• [TO DO] Transcribe each of the records below exactly, excluding all pictures.
* Begin DATA LISTING *
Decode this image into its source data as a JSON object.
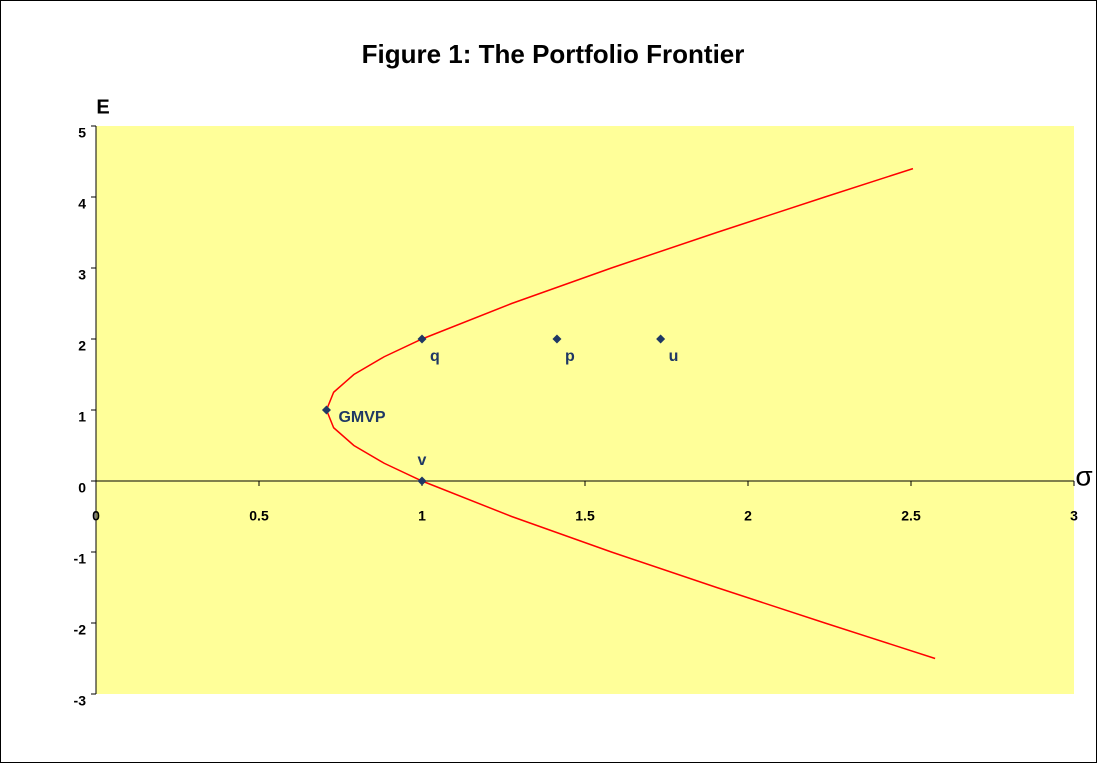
{
  "chart_data": {
    "type": "scatter",
    "title": "Figure 1:  The Portfolio Frontier",
    "y_label": "E",
    "x_label": "σ",
    "xlim": [
      0,
      3
    ],
    "ylim": [
      -3,
      5
    ],
    "xticks": [
      0,
      0.5,
      1,
      1.5,
      2,
      2.5,
      3
    ],
    "yticks": [
      -3,
      -2,
      -1,
      0,
      1,
      2,
      3,
      4,
      5
    ],
    "background": "#ffff99",
    "series": [
      {
        "type": "line",
        "color": "#ff0000",
        "x": [
          2.574,
          2.236,
          1.904,
          1.581,
          1.275,
          1.0,
          0.884,
          0.791,
          0.729,
          0.707,
          0.729,
          0.791,
          0.884,
          1.0,
          1.275,
          1.581,
          1.904,
          2.236,
          2.506
        ],
        "values": [
          -2.5,
          -2,
          -1.5,
          -1,
          -0.5,
          0,
          0.25,
          0.5,
          0.75,
          1,
          1.25,
          1.5,
          1.75,
          2,
          2.5,
          3,
          3.5,
          4,
          4.4
        ]
      },
      {
        "type": "scatter",
        "color": "#1f3864",
        "labels": [
          "GMVP",
          "q",
          "p",
          "u",
          "v"
        ],
        "x": [
          0.707,
          1,
          1.414,
          1.732,
          1
        ],
        "values": [
          1,
          2,
          2,
          2,
          0
        ]
      }
    ]
  }
}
* End DATA LISTING *
• [ANSWER]
Decode this image into its source data as a JSON object.
{
  "chart_data": {
    "type": "scatter",
    "title": "Figure 1:  The Portfolio Frontier",
    "y_label": "E",
    "x_label": "σ",
    "xlim": [
      0,
      3
    ],
    "ylim": [
      -3,
      5
    ],
    "xticks": [
      0,
      0.5,
      1,
      1.5,
      2,
      2.5,
      3
    ],
    "yticks": [
      -3,
      -2,
      -1,
      0,
      1,
      2,
      3,
      4,
      5
    ],
    "background": "#ffff99",
    "series": [
      {
        "type": "line",
        "color": "#ff0000",
        "x": [
          2.574,
          2.236,
          1.904,
          1.581,
          1.275,
          1.0,
          0.884,
          0.791,
          0.729,
          0.707,
          0.729,
          0.791,
          0.884,
          1.0,
          1.275,
          1.581,
          1.904,
          2.236,
          2.506
        ],
        "values": [
          -2.5,
          -2,
          -1.5,
          -1,
          -0.5,
          0,
          0.25,
          0.5,
          0.75,
          1,
          1.25,
          1.5,
          1.75,
          2,
          2.5,
          3,
          3.5,
          4,
          4.4
        ]
      },
      {
        "type": "scatter",
        "color": "#1f3864",
        "labels": [
          "GMVP",
          "q",
          "p",
          "u",
          "v"
        ],
        "x": [
          0.707,
          1,
          1.414,
          1.732,
          1
        ],
        "values": [
          1,
          2,
          2,
          2,
          0
        ]
      }
    ]
  }
}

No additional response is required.